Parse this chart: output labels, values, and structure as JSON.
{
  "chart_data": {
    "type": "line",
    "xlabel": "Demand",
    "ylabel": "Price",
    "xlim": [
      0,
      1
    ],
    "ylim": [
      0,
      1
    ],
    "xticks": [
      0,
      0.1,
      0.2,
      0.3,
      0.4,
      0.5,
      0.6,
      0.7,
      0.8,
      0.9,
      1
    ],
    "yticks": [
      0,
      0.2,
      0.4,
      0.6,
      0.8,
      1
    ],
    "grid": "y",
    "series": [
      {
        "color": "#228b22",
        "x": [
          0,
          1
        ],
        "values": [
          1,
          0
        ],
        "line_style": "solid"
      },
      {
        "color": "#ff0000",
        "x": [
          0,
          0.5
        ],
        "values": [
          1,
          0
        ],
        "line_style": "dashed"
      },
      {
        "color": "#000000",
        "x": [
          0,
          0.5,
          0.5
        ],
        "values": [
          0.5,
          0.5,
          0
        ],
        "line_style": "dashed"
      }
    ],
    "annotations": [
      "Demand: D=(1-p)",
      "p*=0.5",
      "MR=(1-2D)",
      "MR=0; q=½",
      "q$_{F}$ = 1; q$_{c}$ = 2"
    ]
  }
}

^^^^^^^^^^^^^^^^

◆ YOUR GOAL: Please repeat the listing above in full and exactly.

◆ ANSWER IN FULL:
Parse this chart: output labels, values, and structure as JSON.
{
  "chart_data": {
    "type": "line",
    "xlabel": "Demand",
    "ylabel": "Price",
    "xlim": [
      0,
      1
    ],
    "ylim": [
      0,
      1
    ],
    "xticks": [
      0,
      0.1,
      0.2,
      0.3,
      0.4,
      0.5,
      0.6,
      0.7,
      0.8,
      0.9,
      1
    ],
    "yticks": [
      0,
      0.2,
      0.4,
      0.6,
      0.8,
      1
    ],
    "grid": "y",
    "series": [
      {
        "color": "#228b22",
        "x": [
          0,
          1
        ],
        "values": [
          1,
          0
        ],
        "line_style": "solid"
      },
      {
        "color": "#ff0000",
        "x": [
          0,
          0.5
        ],
        "values": [
          1,
          0
        ],
        "line_style": "dashed"
      },
      {
        "color": "#000000",
        "x": [
          0,
          0.5,
          0.5
        ],
        "values": [
          0.5,
          0.5,
          0
        ],
        "line_style": "dashed"
      }
    ],
    "annotations": [
      "Demand: D=(1-p)",
      "p*=0.5",
      "MR=(1-2D)",
      "MR=0; q=½",
      "q$_{F}$ = 1; q$_{c}$ = 2"
    ]
  }
}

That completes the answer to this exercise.